[Recorded data]
>> Start

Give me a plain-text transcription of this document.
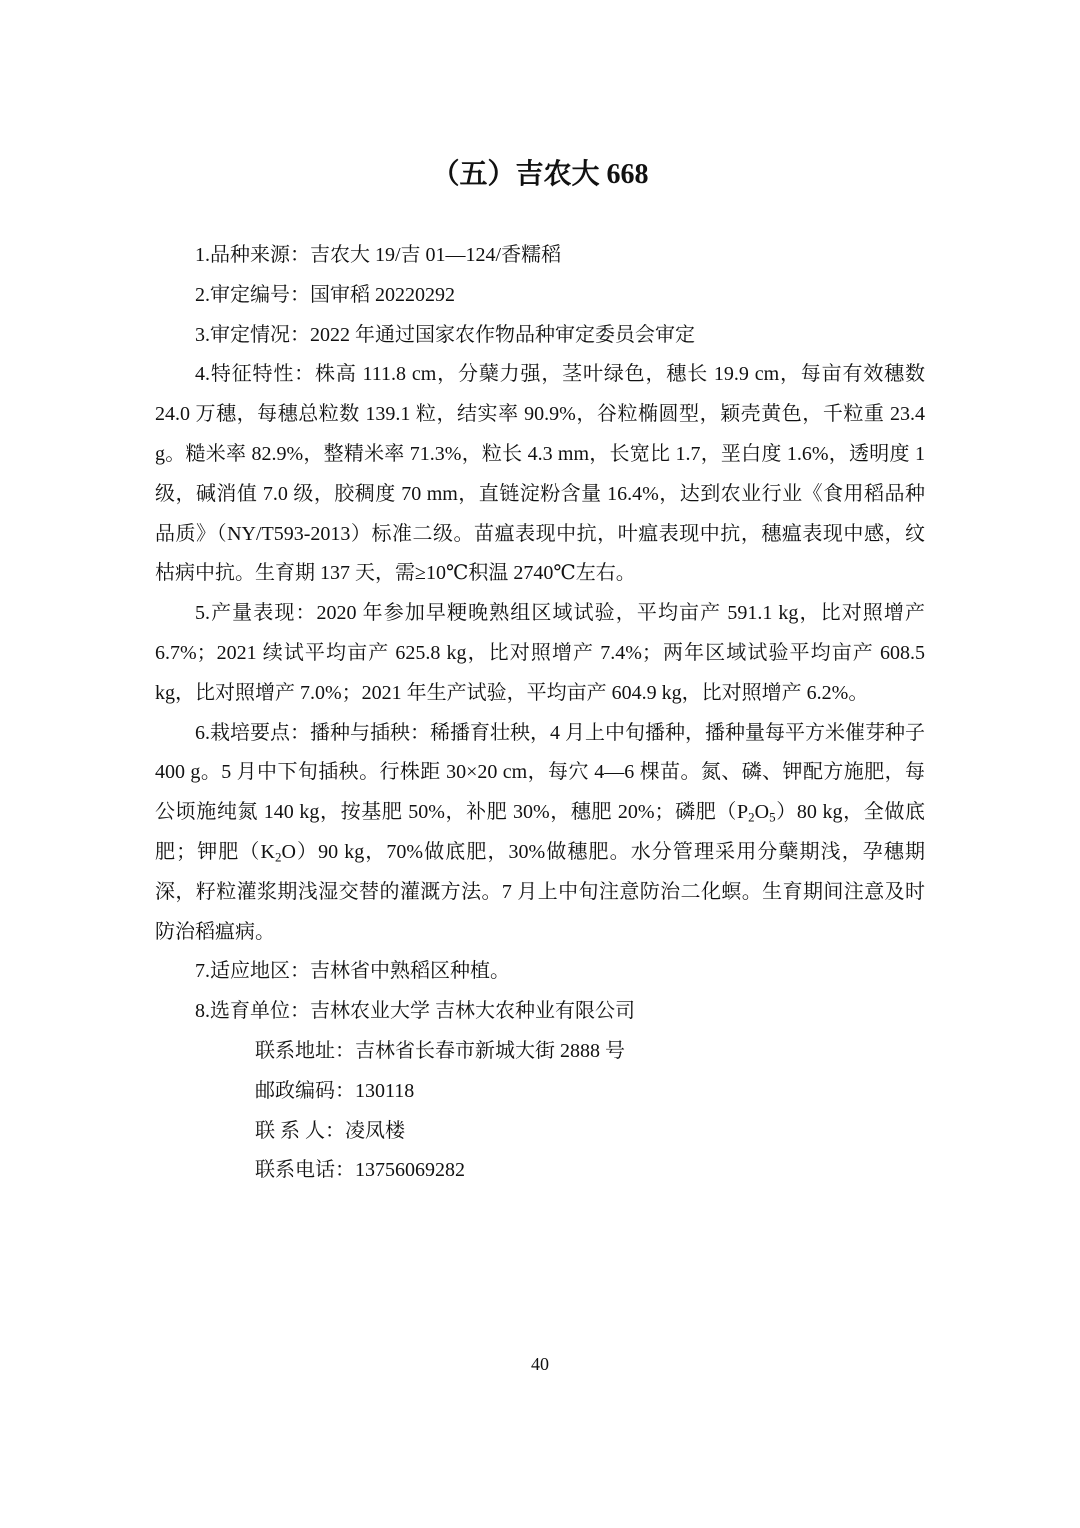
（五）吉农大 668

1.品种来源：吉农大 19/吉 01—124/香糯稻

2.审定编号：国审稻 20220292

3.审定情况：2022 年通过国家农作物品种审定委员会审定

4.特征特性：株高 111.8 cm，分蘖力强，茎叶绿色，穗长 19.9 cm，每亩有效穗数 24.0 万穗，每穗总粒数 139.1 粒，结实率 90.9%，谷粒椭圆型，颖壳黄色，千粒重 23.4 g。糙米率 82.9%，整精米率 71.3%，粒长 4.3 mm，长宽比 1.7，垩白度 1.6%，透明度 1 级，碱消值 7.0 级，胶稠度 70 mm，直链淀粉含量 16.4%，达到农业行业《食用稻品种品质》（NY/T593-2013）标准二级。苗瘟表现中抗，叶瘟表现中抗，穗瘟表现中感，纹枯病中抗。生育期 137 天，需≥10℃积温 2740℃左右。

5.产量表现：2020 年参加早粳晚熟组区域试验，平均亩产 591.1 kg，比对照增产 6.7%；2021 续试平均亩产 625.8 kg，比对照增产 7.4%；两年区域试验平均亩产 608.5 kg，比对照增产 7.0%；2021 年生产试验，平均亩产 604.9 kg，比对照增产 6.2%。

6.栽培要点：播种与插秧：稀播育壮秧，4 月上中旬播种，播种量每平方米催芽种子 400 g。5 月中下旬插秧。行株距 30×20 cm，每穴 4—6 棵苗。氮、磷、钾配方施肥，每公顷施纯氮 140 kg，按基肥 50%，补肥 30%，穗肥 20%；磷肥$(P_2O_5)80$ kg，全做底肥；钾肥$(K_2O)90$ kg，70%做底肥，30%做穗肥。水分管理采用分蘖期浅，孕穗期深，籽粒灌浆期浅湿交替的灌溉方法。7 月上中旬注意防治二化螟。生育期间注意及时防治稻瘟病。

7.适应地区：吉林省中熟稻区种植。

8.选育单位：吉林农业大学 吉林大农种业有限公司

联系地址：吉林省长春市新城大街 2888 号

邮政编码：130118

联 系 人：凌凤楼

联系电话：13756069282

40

>> End

#### [Set task]
Copy the listing exactly. Any image in it stays out of the copy.

#### [Task output]
Give me a plain-text transcription of this document.
（五）吉农大 668

1.品种来源：吉农大 19/吉 01—124/香糯稻

2.审定编号：国审稻 20220292

3.审定情况：2022 年通过国家农作物品种审定委员会审定

4.特征特性：株高 111.8 cm，分蘖力强，茎叶绿色，穗长 19.9 cm，每亩有效穗数 24.0 万穗，每穗总粒数 139.1 粒，结实率 90.9%，谷粒椭圆型，颖壳黄色，千粒重 23.4 g。糙米率 82.9%，整精米率 71.3%，粒长 4.3 mm，长宽比 1.7，垩白度 1.6%，透明度 1 级，碱消值 7.0 级，胶稠度 70 mm，直链淀粉含量 16.4%，达到农业行业《食用稻品种品质》（NY/T593-2013）标准二级。苗瘟表现中抗，叶瘟表现中抗，穗瘟表现中感，纹枯病中抗。生育期 137 天，需≥10℃积温 2740℃左右。

5.产量表现：2020 年参加早粳晚熟组区域试验，平均亩产 591.1 kg，比对照增产 6.7%；2021 续试平均亩产 625.8 kg，比对照增产 7.4%；两年区域试验平均亩产 608.5 kg，比对照增产 7.0%；2021 年生产试验，平均亩产 604.9 kg，比对照增产 6.2%。

6.栽培要点：播种与插秧：稀播育壮秧，4 月上中旬播种，播种量每平方米催芽种子 400 g。5 月中下旬插秧。行株距 30×20 cm，每穴 4—6 棵苗。氮、磷、钾配方施肥，每公顷施纯氮 140 kg，按基肥 50%，补肥 30%，穗肥 20%；磷肥$(P_2O_5)80$ kg，全做底肥；钾肥$(K_2O)90$ kg，70%做底肥，30%做穗肥。水分管理采用分蘖期浅，孕穗期深，籽粒灌浆期浅湿交替的灌溉方法。7 月上中旬注意防治二化螟。生育期间注意及时防治稻瘟病。

7.适应地区：吉林省中熟稻区种植。

8.选育单位：吉林农业大学 吉林大农种业有限公司

联系地址：吉林省长春市新城大街 2888 号

邮政编码：130118

联 系 人：凌凤楼

联系电话：13756069282

40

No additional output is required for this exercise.